*TASK STATEMENT*: Transcribe the listing below word for word.

Saved entries:

########################################

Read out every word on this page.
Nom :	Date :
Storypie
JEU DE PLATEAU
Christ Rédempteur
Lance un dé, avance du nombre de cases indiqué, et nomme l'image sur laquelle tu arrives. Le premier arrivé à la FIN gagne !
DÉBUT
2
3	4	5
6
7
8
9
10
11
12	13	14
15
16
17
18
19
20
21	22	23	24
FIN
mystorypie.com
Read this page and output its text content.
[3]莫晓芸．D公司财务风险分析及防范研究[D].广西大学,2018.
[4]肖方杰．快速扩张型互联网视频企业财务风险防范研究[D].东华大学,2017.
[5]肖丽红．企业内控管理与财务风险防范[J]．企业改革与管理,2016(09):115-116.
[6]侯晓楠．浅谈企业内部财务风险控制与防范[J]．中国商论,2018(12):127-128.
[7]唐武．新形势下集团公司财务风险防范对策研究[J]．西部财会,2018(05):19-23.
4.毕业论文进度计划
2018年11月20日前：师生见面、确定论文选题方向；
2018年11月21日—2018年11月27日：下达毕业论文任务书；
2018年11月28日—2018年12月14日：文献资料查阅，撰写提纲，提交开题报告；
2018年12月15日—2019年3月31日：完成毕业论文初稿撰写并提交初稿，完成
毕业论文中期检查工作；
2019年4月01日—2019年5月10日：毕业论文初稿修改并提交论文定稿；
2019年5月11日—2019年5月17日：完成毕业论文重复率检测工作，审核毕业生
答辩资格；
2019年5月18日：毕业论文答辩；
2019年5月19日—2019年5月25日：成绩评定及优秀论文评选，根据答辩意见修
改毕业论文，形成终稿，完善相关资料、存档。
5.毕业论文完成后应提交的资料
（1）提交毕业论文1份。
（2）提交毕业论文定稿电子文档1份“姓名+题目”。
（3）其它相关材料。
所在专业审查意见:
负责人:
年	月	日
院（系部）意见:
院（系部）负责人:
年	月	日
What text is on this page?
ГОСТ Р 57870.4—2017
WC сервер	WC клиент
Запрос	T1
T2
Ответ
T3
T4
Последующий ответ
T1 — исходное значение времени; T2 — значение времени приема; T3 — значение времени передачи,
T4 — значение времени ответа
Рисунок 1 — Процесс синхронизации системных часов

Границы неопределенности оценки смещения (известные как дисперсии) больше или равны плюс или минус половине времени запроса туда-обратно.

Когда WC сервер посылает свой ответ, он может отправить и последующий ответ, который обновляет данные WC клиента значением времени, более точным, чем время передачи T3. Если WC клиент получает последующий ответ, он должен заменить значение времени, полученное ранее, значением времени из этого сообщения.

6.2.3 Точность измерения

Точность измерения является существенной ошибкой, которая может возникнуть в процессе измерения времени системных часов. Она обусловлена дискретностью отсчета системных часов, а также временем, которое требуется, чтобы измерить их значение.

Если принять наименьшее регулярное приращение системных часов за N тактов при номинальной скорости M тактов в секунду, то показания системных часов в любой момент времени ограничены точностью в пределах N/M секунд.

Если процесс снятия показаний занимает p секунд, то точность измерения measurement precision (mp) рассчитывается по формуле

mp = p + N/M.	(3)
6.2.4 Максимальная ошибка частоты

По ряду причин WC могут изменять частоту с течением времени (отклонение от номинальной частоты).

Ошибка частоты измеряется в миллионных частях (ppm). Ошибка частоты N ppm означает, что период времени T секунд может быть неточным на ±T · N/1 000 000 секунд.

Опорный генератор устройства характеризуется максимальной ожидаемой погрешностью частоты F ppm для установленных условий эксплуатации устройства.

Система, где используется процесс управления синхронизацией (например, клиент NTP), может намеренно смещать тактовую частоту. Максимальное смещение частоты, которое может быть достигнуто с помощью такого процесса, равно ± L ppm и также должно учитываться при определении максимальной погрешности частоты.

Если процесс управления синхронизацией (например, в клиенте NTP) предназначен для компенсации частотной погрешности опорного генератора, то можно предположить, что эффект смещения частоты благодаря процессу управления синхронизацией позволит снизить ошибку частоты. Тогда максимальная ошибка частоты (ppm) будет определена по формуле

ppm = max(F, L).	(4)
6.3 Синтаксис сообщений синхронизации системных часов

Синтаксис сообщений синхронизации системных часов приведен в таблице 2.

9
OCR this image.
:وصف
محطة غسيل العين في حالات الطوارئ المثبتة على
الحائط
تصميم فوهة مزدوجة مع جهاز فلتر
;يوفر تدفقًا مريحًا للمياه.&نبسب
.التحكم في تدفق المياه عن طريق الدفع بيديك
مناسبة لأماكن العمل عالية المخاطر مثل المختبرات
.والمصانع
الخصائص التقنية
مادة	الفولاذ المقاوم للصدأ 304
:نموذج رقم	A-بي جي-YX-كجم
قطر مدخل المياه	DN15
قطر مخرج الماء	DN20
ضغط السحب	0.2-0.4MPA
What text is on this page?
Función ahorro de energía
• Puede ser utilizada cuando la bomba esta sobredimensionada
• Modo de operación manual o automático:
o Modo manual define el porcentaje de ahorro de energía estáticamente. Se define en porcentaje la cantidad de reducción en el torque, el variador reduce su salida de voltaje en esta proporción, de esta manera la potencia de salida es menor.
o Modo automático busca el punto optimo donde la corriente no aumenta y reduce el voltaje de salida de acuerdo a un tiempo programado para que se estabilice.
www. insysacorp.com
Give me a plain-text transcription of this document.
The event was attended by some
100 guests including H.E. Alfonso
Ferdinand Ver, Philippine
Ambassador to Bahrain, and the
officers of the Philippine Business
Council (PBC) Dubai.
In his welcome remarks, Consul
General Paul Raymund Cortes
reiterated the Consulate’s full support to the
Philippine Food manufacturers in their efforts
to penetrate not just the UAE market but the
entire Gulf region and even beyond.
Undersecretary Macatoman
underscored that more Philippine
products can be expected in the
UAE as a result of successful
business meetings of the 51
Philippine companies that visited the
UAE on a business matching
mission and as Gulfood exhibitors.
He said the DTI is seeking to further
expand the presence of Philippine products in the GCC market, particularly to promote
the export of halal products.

########################################

*SOLUTION TO THIS PROBLEM*:
Read out every word on this page.
Nom :	Date :
Storypie
JEU DE PLATEAU
Christ Rédempteur
Lance un dé, avance du nombre de cases indiqué, et nomme l'image sur laquelle tu arrives. Le premier arrivé à la FIN gagne !
DÉBUT
2
3	4	5
6
7
8
9
10
11
12	13	14
15
16
17
18
19
20
21	22	23	24
FIN
mystorypie.com
Read this page and output its text content.
[3]莫晓芸．D公司财务风险分析及防范研究[D].广西大学,2018.
[4]肖方杰．快速扩张型互联网视频企业财务风险防范研究[D].东华大学,2017.
[5]肖丽红．企业内控管理与财务风险防范[J]．企业改革与管理,2016(09):115-116.
[6]侯晓楠．浅谈企业内部财务风险控制与防范[J]．中国商论,2018(12):127-128.
[7]唐武．新形势下集团公司财务风险防范对策研究[J]．西部财会,2018(05):19-23.
4.毕业论文进度计划
2018年11月20日前：师生见面、确定论文选题方向；
2018年11月21日—2018年11月27日：下达毕业论文任务书；
2018年11月28日—2018年12月14日：文献资料查阅，撰写提纲，提交开题报告；
2018年12月15日—2019年3月31日：完成毕业论文初稿撰写并提交初稿，完成
毕业论文中期检查工作；
2019年4月01日—2019年5月10日：毕业论文初稿修改并提交论文定稿；
2019年5月11日—2019年5月17日：完成毕业论文重复率检测工作，审核毕业生
答辩资格；
2019年5月18日：毕业论文答辩；
2019年5月19日—2019年5月25日：成绩评定及优秀论文评选，根据答辩意见修
改毕业论文，形成终稿，完善相关资料、存档。
5.毕业论文完成后应提交的资料
（1）提交毕业论文1份。
（2）提交毕业论文定稿电子文档1份“姓名+题目”。
（3）其它相关材料。
所在专业审查意见:
负责人:
年	月	日
院（系部）意见:
院（系部）负责人:
年	月	日
What text is on this page?
ГОСТ Р 57870.4—2017
WC сервер	WC клиент
Запрос	T1
T2
Ответ
T3
T4
Последующий ответ
T1 — исходное значение времени; T2 — значение времени приема; T3 — значение времени передачи,
T4 — значение времени ответа
Рисунок 1 — Процесс синхронизации системных часов

Границы неопределенности оценки смещения (известные как дисперсии) больше или равны плюс или минус половине времени запроса туда-обратно.

Когда WC сервер посылает свой ответ, он может отправить и последующий ответ, который обновляет данные WC клиента значением времени, более точным, чем время передачи T3. Если WC клиент получает последующий ответ, он должен заменить значение времени, полученное ранее, значением времени из этого сообщения.

6.2.3 Точность измерения

Точность измерения является существенной ошибкой, которая может возникнуть в процессе измерения времени системных часов. Она обусловлена дискретностью отсчета системных часов, а также временем, которое требуется, чтобы измерить их значение.

Если принять наименьшее регулярное приращение системных часов за N тактов при номинальной скорости M тактов в секунду, то показания системных часов в любой момент времени ограничены точностью в пределах N/M секунд.

Если процесс снятия показаний занимает p секунд, то точность измерения measurement precision (mp) рассчитывается по формуле

mp = p + N/M.	(3)
6.2.4 Максимальная ошибка частоты

По ряду причин WC могут изменять частоту с течением времени (отклонение от номинальной частоты).

Ошибка частоты измеряется в миллионных частях (ppm). Ошибка частоты N ppm означает, что период времени T секунд может быть неточным на ±T · N/1 000 000 секунд.

Опорный генератор устройства характеризуется максимальной ожидаемой погрешностью частоты F ppm для установленных условий эксплуатации устройства.

Система, где используется процесс управления синхронизацией (например, клиент NTP), может намеренно смещать тактовую частоту. Максимальное смещение частоты, которое может быть достигнуто с помощью такого процесса, равно ± L ppm и также должно учитываться при определении максимальной погрешности частоты.

Если процесс управления синхронизацией (например, в клиенте NTP) предназначен для компенсации частотной погрешности опорного генератора, то можно предположить, что эффект смещения частоты благодаря процессу управления синхронизацией позволит снизить ошибку частоты. Тогда максимальная ошибка частоты (ppm) будет определена по формуле

ppm = max(F, L).	(4)
6.3 Синтаксис сообщений синхронизации системных часов

Синтаксис сообщений синхронизации системных часов приведен в таблице 2.

9
OCR this image.
:وصف
محطة غسيل العين في حالات الطوارئ المثبتة على
الحائط
تصميم فوهة مزدوجة مع جهاز فلتر
;يوفر تدفقًا مريحًا للمياه.&نبسب
.التحكم في تدفق المياه عن طريق الدفع بيديك
مناسبة لأماكن العمل عالية المخاطر مثل المختبرات
.والمصانع
الخصائص التقنية
مادة	الفولاذ المقاوم للصدأ 304
:نموذج رقم	A-بي جي-YX-كجم
قطر مدخل المياه	DN15
قطر مخرج الماء	DN20
ضغط السحب	0.2-0.4MPA
What text is on this page?
Función ahorro de energía
• Puede ser utilizada cuando la bomba esta sobredimensionada
• Modo de operación manual o automático:
o Modo manual define el porcentaje de ahorro de energía estáticamente. Se define en porcentaje la cantidad de reducción en el torque, el variador reduce su salida de voltaje en esta proporción, de esta manera la potencia de salida es menor.
o Modo automático busca el punto optimo donde la corriente no aumenta y reduce el voltaje de salida de acuerdo a un tiempo programado para que se estabilice.
www. insysacorp.com
Give me a plain-text transcription of this document.
The event was attended by some
100 guests including H.E. Alfonso
Ferdinand Ver, Philippine
Ambassador to Bahrain, and the
officers of the Philippine Business
Council (PBC) Dubai.
In his welcome remarks, Consul
General Paul Raymund Cortes
reiterated the Consulate’s full support to the
Philippine Food manufacturers in their efforts
to penetrate not just the UAE market but the
entire Gulf region and even beyond.
Undersecretary Macatoman
underscored that more Philippine
products can be expected in the
UAE as a result of successful
business meetings of the 51
Philippine companies that visited the
UAE on a business matching
mission and as Gulfood exhibitors.
He said the DTI is seeking to further
expand the presence of Philippine products in the GCC market, particularly to promote
the export of halal products.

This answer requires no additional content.